+++ SOURCE DATA

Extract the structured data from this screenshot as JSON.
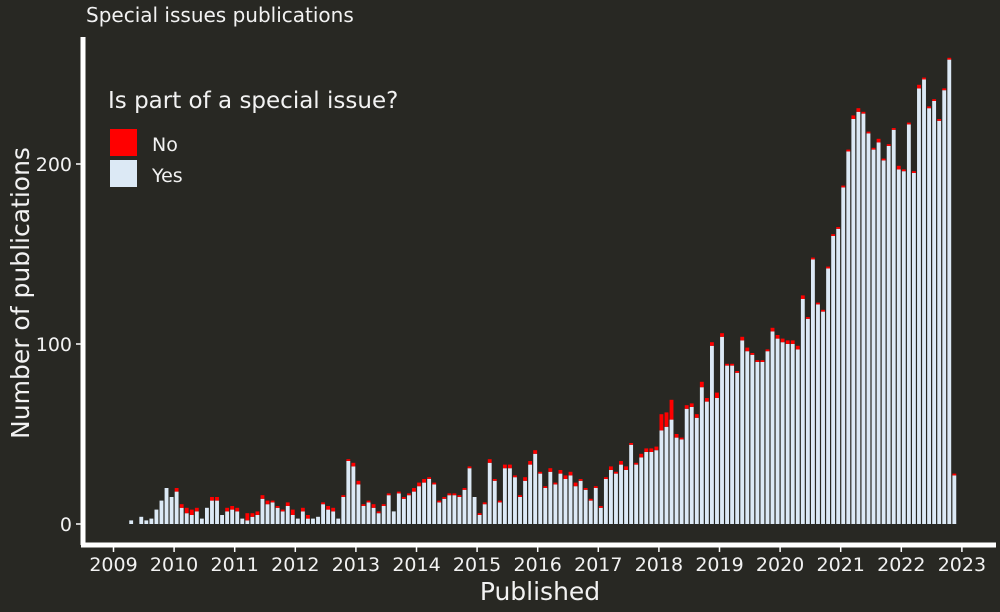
{
  "chart_data": {
    "type": "bar",
    "stacked": true,
    "title": "Special issues publications",
    "xlabel": "Published",
    "ylabel": "Number of publications",
    "x_ticks": [
      "2009",
      "2010",
      "2011",
      "2012",
      "2013",
      "2014",
      "2015",
      "2016",
      "2017",
      "2018",
      "2019",
      "2020",
      "2021",
      "2022",
      "2023"
    ],
    "y_ticks": [
      0,
      100,
      200
    ],
    "ylim": [
      0,
      265
    ],
    "xlim": [
      "2009-01",
      "2023-01"
    ],
    "grid": false,
    "legend": {
      "title": "Is part of a special issue?",
      "position": "top-left",
      "entries": [
        "No",
        "Yes"
      ]
    },
    "colors": {
      "No": "#ff0000",
      "Yes": "#dce9f5",
      "background": "#282823",
      "axis": "#ffffff",
      "text": "#f2f2f2"
    },
    "start_month": "2009-04",
    "series": [
      {
        "name": "Yes",
        "values": [
          2,
          0,
          4,
          2,
          3,
          8,
          13,
          20,
          15,
          18,
          9,
          6,
          5,
          7,
          3,
          9,
          13,
          13,
          5,
          7,
          8,
          7,
          3,
          2,
          4,
          5,
          14,
          11,
          12,
          9,
          7,
          10,
          5,
          3,
          7,
          3,
          3,
          4,
          11,
          8,
          7,
          3,
          15,
          35,
          32,
          22,
          10,
          12,
          9,
          6,
          10,
          16,
          7,
          17,
          14,
          16,
          18,
          21,
          23,
          25,
          22,
          12,
          14,
          16,
          16,
          15,
          19,
          31,
          15,
          5,
          11,
          34,
          24,
          12,
          31,
          31,
          26,
          15,
          24,
          33,
          39,
          28,
          20,
          29,
          22,
          28,
          25,
          27,
          21,
          24,
          19,
          13,
          20,
          9,
          25,
          30,
          28,
          33,
          30,
          44,
          33,
          37,
          40,
          40,
          41,
          52,
          54,
          58,
          48,
          47,
          64,
          65,
          59,
          76,
          68,
          99,
          70,
          104,
          88,
          88,
          84,
          102,
          96,
          94,
          90,
          90,
          96,
          107,
          103,
          101,
          100,
          100,
          97,
          125,
          114,
          147,
          122,
          118,
          142,
          160,
          164,
          187,
          207,
          225,
          229,
          228,
          217,
          208,
          212,
          202,
          210,
          219,
          197,
          196,
          222,
          195,
          242,
          247,
          231,
          235,
          224,
          241,
          258,
          27
        ]
      },
      {
        "name": "No",
        "values": [
          0,
          0,
          0,
          0,
          0,
          0,
          0,
          0,
          0,
          2,
          2,
          3,
          3,
          2,
          0,
          0,
          2,
          2,
          0,
          2,
          2,
          2,
          0,
          4,
          2,
          2,
          2,
          2,
          1,
          1,
          1,
          2,
          3,
          0,
          2,
          2,
          0,
          0,
          1,
          2,
          2,
          0,
          1,
          1,
          2,
          2,
          1,
          1,
          2,
          1,
          1,
          1,
          0,
          1,
          1,
          1,
          2,
          2,
          2,
          1,
          1,
          1,
          1,
          1,
          1,
          1,
          1,
          1,
          0,
          1,
          1,
          2,
          1,
          1,
          2,
          2,
          1,
          1,
          2,
          2,
          2,
          1,
          1,
          2,
          1,
          2,
          2,
          2,
          2,
          1,
          1,
          1,
          1,
          1,
          1,
          2,
          1,
          2,
          2,
          1,
          1,
          2,
          2,
          2,
          2,
          9,
          8,
          11,
          2,
          1,
          2,
          2,
          2,
          3,
          2,
          2,
          3,
          2,
          1,
          1,
          1,
          2,
          2,
          1,
          1,
          1,
          1,
          2,
          2,
          2,
          2,
          2,
          2,
          2,
          1,
          1,
          1,
          1,
          1,
          1,
          1,
          1,
          1,
          2,
          2,
          1,
          1,
          1,
          2,
          1,
          1,
          1,
          2,
          1,
          1,
          1,
          2,
          1,
          1,
          1,
          1,
          1,
          1,
          1
        ]
      }
    ]
  }
}
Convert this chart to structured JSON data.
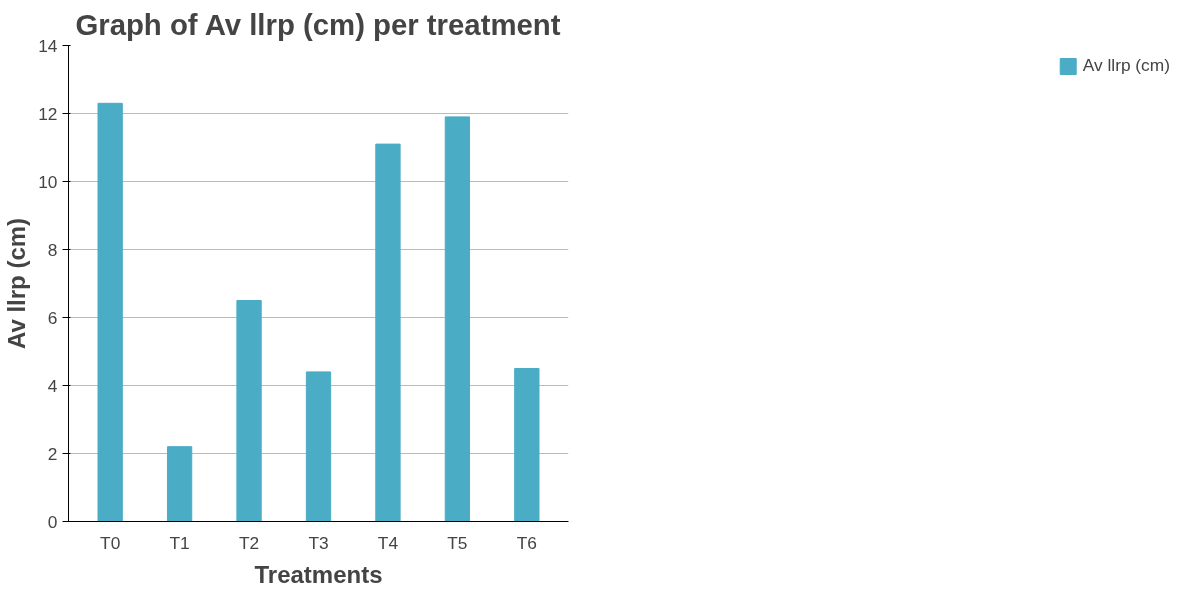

++++++

WHAT IS NEEDED - Repeat each entry above word for word, leaving every picture out.

WRITTEN SOLUTION -
Extract the structured data from this screenshot as JSON.
{
  "chart_data": {
    "type": "bar",
    "stacked": true,
    "title": "Special issues publications",
    "xlabel": "Published",
    "ylabel": "Number of publications",
    "x_ticks": [
      "2009",
      "2010",
      "2011",
      "2012",
      "2013",
      "2014",
      "2015",
      "2016",
      "2017",
      "2018",
      "2019",
      "2020",
      "2021",
      "2022",
      "2023"
    ],
    "y_ticks": [
      0,
      100,
      200
    ],
    "ylim": [
      0,
      265
    ],
    "xlim": [
      "2009-01",
      "2023-01"
    ],
    "grid": false,
    "legend": {
      "title": "Is part of a special issue?",
      "position": "top-left",
      "entries": [
        "No",
        "Yes"
      ]
    },
    "colors": {
      "No": "#ff0000",
      "Yes": "#dce9f5",
      "background": "#282823",
      "axis": "#ffffff",
      "text": "#f2f2f2"
    },
    "start_month": "2009-04",
    "series": [
      {
        "name": "Yes",
        "values": [
          2,
          0,
          4,
          2,
          3,
          8,
          13,
          20,
          15,
          18,
          9,
          6,
          5,
          7,
          3,
          9,
          13,
          13,
          5,
          7,
          8,
          7,
          3,
          2,
          4,
          5,
          14,
          11,
          12,
          9,
          7,
          10,
          5,
          3,
          7,
          3,
          3,
          4,
          11,
          8,
          7,
          3,
          15,
          35,
          32,
          22,
          10,
          12,
          9,
          6,
          10,
          16,
          7,
          17,
          14,
          16,
          18,
          21,
          23,
          25,
          22,
          12,
          14,
          16,
          16,
          15,
          19,
          31,
          15,
          5,
          11,
          34,
          24,
          12,
          31,
          31,
          26,
          15,
          24,
          33,
          39,
          28,
          20,
          29,
          22,
          28,
          25,
          27,
          21,
          24,
          19,
          13,
          20,
          9,
          25,
          30,
          28,
          33,
          30,
          44,
          33,
          37,
          40,
          40,
          41,
          52,
          54,
          58,
          48,
          47,
          64,
          65,
          59,
          76,
          68,
          99,
          70,
          104,
          88,
          88,
          84,
          102,
          96,
          94,
          90,
          90,
          96,
          107,
          103,
          101,
          100,
          100,
          97,
          125,
          114,
          147,
          122,
          118,
          142,
          160,
          164,
          187,
          207,
          225,
          229,
          228,
          217,
          208,
          212,
          202,
          210,
          219,
          197,
          196,
          222,
          195,
          242,
          247,
          231,
          235,
          224,
          241,
          258,
          27
        ]
      },
      {
        "name": "No",
        "values": [
          0,
          0,
          0,
          0,
          0,
          0,
          0,
          0,
          0,
          2,
          2,
          3,
          3,
          2,
          0,
          0,
          2,
          2,
          0,
          2,
          2,
          2,
          0,
          4,
          2,
          2,
          2,
          2,
          1,
          1,
          1,
          2,
          3,
          0,
          2,
          2,
          0,
          0,
          1,
          2,
          2,
          0,
          1,
          1,
          2,
          2,
          1,
          1,
          2,
          1,
          1,
          1,
          0,
          1,
          1,
          1,
          2,
          2,
          2,
          1,
          1,
          1,
          1,
          1,
          1,
          1,
          1,
          1,
          0,
          1,
          1,
          2,
          1,
          1,
          2,
          2,
          1,
          1,
          2,
          2,
          2,
          1,
          1,
          2,
          1,
          2,
          2,
          2,
          2,
          1,
          1,
          1,
          1,
          1,
          1,
          2,
          1,
          2,
          2,
          1,
          1,
          2,
          2,
          2,
          2,
          9,
          8,
          11,
          2,
          1,
          2,
          2,
          2,
          3,
          2,
          2,
          3,
          2,
          1,
          1,
          1,
          2,
          2,
          1,
          1,
          1,
          1,
          2,
          2,
          2,
          2,
          2,
          2,
          2,
          1,
          1,
          1,
          1,
          1,
          1,
          1,
          1,
          1,
          2,
          2,
          1,
          1,
          1,
          2,
          1,
          1,
          1,
          2,
          1,
          1,
          1,
          2,
          1,
          1,
          1,
          1,
          1,
          1,
          1
        ]
      }
    ]
  }
}
Convert this chart to structured JSON data.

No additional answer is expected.